[start of MATERIALS PROVIDED]

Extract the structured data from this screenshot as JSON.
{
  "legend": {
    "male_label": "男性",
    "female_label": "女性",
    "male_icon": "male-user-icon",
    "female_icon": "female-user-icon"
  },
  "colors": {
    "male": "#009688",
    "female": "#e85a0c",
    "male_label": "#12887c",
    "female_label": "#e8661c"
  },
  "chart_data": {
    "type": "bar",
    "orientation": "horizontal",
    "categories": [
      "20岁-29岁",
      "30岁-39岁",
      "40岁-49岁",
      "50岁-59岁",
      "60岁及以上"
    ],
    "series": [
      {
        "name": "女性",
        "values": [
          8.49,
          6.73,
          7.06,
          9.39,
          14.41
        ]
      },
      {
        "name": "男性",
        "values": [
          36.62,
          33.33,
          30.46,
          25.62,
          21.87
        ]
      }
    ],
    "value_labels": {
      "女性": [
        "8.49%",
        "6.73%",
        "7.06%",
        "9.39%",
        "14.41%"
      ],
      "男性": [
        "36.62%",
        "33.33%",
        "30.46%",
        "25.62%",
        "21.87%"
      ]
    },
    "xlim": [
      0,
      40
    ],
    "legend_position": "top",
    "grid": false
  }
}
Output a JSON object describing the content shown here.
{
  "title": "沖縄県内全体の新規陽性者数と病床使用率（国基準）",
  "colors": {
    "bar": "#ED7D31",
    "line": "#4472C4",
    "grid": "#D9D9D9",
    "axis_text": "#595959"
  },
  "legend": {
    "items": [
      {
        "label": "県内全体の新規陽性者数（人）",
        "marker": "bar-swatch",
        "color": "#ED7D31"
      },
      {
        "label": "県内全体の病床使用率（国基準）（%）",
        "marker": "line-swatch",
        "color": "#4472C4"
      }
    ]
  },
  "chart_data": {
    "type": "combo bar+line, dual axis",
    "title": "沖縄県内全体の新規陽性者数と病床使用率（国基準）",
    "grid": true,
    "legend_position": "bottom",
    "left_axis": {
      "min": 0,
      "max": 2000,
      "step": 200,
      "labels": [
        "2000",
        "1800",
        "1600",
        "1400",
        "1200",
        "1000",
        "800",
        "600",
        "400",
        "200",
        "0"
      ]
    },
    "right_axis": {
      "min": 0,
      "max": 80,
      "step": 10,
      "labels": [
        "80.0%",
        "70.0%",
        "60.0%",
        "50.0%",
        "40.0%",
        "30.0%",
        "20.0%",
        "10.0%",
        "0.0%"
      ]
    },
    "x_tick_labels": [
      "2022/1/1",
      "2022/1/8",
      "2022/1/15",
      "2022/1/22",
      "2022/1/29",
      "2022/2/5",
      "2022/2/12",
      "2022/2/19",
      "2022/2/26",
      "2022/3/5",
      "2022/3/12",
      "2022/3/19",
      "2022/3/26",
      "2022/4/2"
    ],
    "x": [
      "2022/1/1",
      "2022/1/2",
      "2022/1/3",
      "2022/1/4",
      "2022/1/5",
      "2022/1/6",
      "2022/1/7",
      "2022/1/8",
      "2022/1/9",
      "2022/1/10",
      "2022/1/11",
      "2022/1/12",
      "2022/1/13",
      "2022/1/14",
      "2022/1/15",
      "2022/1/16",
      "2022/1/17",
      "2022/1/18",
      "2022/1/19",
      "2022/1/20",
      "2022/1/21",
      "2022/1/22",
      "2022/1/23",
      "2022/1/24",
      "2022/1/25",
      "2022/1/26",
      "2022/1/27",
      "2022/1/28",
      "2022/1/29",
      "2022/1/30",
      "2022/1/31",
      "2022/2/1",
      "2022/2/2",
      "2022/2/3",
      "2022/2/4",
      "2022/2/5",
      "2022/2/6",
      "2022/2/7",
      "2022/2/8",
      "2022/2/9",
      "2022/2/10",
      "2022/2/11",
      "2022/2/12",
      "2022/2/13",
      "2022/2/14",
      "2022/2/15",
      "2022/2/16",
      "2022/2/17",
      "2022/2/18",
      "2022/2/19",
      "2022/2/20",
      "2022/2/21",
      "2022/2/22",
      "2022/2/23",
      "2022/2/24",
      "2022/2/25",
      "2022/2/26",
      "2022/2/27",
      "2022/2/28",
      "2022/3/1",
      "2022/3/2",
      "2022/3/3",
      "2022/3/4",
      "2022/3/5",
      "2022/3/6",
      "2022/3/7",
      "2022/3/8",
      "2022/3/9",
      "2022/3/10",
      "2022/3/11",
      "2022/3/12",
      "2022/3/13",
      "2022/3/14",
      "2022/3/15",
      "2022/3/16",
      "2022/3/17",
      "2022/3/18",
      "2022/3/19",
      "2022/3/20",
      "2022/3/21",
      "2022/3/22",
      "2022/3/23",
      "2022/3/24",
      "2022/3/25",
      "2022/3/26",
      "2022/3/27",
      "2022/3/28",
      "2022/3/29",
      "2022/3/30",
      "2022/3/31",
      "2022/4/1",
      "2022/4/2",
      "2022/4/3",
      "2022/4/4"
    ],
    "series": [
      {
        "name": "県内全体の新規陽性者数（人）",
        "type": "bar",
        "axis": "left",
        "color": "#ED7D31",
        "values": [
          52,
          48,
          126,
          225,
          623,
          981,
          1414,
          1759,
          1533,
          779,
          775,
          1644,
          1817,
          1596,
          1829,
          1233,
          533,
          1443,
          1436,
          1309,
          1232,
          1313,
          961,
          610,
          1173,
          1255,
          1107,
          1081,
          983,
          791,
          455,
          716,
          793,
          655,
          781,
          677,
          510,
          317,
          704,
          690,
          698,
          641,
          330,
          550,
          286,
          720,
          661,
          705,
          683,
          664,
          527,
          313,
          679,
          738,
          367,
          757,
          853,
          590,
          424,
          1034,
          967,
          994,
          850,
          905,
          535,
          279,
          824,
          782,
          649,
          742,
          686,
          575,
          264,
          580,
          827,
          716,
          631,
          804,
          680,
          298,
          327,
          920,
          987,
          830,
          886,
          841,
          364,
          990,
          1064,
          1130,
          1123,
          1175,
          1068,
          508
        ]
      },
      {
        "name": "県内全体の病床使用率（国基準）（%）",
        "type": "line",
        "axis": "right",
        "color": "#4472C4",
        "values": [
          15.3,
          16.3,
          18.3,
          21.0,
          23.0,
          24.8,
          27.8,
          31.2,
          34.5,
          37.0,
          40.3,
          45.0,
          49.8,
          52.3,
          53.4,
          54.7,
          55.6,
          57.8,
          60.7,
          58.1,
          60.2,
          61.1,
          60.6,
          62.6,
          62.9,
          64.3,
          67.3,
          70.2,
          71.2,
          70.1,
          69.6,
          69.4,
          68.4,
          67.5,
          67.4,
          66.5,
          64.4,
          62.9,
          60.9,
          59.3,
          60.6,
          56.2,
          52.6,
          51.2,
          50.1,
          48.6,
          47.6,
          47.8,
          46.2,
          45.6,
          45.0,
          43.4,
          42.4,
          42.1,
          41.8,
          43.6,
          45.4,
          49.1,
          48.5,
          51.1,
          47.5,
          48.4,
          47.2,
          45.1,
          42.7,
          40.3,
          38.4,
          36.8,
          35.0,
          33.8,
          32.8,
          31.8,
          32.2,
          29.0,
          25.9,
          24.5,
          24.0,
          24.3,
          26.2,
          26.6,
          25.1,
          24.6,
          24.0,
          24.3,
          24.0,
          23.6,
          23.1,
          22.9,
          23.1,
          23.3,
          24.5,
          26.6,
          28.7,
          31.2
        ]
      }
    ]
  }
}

[end of MATERIALS PROVIDED]
[start of MATERIALS PROVIDED]

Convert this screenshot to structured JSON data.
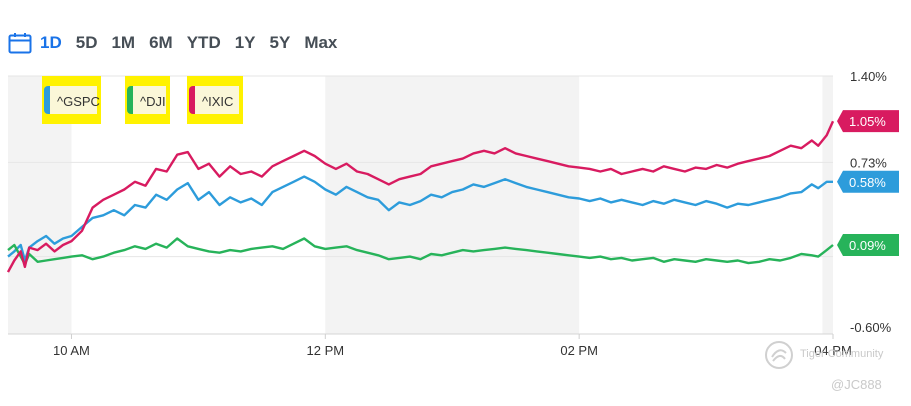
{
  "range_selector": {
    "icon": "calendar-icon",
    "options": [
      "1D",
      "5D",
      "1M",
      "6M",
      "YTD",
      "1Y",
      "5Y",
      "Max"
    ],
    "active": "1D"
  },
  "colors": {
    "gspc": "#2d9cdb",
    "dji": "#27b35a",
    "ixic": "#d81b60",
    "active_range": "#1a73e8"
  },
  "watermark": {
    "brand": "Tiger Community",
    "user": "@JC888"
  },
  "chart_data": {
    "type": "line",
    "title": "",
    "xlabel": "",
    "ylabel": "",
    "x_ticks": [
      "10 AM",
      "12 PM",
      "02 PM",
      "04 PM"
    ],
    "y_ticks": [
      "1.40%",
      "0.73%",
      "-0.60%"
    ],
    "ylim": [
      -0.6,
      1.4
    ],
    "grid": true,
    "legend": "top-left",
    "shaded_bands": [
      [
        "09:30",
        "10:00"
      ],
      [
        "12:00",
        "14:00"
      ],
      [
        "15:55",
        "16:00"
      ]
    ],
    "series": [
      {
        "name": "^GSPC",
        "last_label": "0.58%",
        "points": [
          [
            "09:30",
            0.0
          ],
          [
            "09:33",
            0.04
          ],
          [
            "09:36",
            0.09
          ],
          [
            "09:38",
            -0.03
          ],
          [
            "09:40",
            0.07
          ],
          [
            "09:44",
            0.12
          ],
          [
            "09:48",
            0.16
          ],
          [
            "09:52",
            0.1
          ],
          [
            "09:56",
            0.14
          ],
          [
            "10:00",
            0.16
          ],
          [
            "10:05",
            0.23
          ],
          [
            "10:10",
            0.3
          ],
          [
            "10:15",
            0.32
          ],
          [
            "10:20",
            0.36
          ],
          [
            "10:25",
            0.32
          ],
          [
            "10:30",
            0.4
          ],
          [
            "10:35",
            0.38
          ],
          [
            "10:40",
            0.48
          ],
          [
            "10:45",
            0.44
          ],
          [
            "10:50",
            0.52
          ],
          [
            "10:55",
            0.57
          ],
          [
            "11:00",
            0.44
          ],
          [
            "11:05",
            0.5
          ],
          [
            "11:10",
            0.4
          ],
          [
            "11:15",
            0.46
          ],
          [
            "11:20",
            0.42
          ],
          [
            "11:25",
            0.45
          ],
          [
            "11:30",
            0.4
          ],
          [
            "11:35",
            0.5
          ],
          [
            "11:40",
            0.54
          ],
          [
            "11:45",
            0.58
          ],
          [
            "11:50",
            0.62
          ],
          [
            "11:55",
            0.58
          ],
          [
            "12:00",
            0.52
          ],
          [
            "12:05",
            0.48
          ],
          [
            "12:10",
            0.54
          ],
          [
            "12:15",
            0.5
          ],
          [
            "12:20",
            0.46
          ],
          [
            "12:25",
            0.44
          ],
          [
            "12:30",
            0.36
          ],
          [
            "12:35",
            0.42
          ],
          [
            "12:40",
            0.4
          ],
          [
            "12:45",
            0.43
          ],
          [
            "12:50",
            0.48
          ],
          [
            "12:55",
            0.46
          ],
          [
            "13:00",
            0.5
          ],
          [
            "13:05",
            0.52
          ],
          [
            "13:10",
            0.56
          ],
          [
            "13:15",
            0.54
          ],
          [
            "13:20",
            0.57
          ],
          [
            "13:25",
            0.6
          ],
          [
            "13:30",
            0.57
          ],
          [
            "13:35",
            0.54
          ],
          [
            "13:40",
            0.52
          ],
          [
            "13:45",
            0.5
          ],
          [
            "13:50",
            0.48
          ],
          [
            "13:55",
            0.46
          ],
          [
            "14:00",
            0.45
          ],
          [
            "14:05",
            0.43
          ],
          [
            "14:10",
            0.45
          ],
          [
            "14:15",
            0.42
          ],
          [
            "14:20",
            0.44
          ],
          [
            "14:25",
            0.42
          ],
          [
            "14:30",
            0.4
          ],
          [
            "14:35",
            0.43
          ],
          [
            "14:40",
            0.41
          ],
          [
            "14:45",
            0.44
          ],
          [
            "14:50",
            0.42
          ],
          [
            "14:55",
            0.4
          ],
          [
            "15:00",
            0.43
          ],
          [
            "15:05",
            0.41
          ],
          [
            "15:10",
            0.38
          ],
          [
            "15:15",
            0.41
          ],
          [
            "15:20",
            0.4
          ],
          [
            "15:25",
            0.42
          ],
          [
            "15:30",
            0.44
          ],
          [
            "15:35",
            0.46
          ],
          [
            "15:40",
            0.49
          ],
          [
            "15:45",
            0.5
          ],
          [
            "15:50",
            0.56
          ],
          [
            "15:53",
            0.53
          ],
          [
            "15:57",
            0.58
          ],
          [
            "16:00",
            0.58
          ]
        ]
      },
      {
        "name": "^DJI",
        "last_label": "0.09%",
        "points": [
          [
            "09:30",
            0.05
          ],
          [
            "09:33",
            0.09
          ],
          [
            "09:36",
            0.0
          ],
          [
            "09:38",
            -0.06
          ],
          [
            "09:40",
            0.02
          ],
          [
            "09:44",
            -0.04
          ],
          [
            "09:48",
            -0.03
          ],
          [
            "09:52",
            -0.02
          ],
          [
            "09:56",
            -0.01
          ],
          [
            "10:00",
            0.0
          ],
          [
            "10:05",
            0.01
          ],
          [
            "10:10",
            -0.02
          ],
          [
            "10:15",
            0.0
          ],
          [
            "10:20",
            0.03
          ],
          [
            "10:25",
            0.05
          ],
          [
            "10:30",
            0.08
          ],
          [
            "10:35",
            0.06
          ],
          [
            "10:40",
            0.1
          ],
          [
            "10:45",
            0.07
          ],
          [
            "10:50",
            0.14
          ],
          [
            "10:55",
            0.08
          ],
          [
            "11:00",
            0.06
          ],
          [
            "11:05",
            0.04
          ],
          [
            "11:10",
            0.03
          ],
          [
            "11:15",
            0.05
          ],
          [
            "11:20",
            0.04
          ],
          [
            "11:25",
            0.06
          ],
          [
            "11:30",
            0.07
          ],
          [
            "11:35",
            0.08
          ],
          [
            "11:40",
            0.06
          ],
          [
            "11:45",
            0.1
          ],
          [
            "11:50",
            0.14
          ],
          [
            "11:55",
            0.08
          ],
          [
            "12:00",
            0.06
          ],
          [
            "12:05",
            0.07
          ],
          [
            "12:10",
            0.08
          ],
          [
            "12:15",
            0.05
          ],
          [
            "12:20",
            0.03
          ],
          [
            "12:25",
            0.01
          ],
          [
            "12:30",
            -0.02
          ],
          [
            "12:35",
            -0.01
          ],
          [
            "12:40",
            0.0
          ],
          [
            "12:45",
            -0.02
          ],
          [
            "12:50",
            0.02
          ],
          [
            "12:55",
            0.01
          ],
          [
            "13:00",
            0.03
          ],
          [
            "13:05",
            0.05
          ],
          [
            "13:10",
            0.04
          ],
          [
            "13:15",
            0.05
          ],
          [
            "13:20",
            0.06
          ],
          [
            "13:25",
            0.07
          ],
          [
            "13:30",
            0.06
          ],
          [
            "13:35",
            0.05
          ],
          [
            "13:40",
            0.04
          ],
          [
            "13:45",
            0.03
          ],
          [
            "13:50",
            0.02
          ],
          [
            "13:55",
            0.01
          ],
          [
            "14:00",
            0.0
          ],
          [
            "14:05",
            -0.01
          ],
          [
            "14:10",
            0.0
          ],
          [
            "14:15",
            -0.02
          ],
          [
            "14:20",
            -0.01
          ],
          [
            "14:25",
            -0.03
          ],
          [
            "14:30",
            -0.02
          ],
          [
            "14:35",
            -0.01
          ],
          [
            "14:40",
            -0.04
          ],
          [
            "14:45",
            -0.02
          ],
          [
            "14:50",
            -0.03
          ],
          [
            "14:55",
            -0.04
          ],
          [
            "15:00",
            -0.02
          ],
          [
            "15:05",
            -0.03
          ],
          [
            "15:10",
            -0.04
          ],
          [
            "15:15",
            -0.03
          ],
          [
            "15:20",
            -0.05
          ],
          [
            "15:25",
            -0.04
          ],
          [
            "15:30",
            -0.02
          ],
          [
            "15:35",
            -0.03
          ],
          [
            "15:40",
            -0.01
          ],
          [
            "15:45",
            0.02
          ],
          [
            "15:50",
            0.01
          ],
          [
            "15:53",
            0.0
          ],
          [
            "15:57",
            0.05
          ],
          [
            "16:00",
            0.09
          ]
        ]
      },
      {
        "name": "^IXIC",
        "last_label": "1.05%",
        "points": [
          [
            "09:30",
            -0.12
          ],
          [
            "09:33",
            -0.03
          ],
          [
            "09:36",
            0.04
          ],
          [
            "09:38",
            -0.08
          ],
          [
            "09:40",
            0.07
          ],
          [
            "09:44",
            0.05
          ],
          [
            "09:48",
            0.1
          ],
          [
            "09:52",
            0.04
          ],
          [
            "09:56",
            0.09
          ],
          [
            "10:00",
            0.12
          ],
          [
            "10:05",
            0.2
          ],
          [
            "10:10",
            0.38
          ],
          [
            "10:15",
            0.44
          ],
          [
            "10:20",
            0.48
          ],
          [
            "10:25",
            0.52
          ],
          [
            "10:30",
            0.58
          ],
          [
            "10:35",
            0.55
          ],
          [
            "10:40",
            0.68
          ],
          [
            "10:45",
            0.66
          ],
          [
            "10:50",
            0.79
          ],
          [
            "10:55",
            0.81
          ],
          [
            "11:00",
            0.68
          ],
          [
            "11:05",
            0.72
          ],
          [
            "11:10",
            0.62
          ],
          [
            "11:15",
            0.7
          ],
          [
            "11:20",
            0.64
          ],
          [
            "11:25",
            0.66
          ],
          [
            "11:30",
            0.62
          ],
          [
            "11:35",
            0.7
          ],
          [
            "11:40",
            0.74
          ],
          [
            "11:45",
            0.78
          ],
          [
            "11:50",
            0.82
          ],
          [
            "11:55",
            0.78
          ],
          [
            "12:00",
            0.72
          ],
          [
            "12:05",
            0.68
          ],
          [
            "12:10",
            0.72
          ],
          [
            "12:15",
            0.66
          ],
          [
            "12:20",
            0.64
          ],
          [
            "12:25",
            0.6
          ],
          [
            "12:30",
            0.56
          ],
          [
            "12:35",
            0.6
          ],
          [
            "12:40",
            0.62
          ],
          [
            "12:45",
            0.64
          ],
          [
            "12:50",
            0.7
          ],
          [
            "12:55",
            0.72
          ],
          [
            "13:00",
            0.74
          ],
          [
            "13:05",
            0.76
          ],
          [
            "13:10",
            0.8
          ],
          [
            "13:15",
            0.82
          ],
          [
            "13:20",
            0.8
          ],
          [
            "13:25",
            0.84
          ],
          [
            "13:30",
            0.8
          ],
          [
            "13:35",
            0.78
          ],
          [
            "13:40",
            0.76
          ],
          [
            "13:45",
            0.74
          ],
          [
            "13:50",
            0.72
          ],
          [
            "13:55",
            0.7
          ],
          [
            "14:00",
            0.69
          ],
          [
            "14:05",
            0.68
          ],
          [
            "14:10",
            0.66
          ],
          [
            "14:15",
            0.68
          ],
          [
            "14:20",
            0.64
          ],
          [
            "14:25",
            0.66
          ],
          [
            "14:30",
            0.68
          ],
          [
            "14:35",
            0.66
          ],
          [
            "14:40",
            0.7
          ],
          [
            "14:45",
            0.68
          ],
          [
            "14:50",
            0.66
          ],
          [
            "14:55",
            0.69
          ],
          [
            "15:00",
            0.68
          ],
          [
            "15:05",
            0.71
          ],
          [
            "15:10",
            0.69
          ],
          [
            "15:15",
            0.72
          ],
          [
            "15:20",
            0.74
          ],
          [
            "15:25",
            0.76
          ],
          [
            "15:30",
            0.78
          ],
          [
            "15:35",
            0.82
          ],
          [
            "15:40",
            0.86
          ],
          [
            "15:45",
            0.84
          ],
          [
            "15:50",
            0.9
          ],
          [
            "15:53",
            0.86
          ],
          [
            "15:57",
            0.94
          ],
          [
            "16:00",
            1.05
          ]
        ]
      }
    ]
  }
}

[end of MATERIALS PROVIDED]

• WORK REQUIRED: From the entries above, extract each line containing "県内全体の病床使用率".

• EXERCISE ANSWER:
        "label": "県内全体の病床使用率（国基準）（%）",
        "name": "県内全体の病床使用率（国基準）（%）",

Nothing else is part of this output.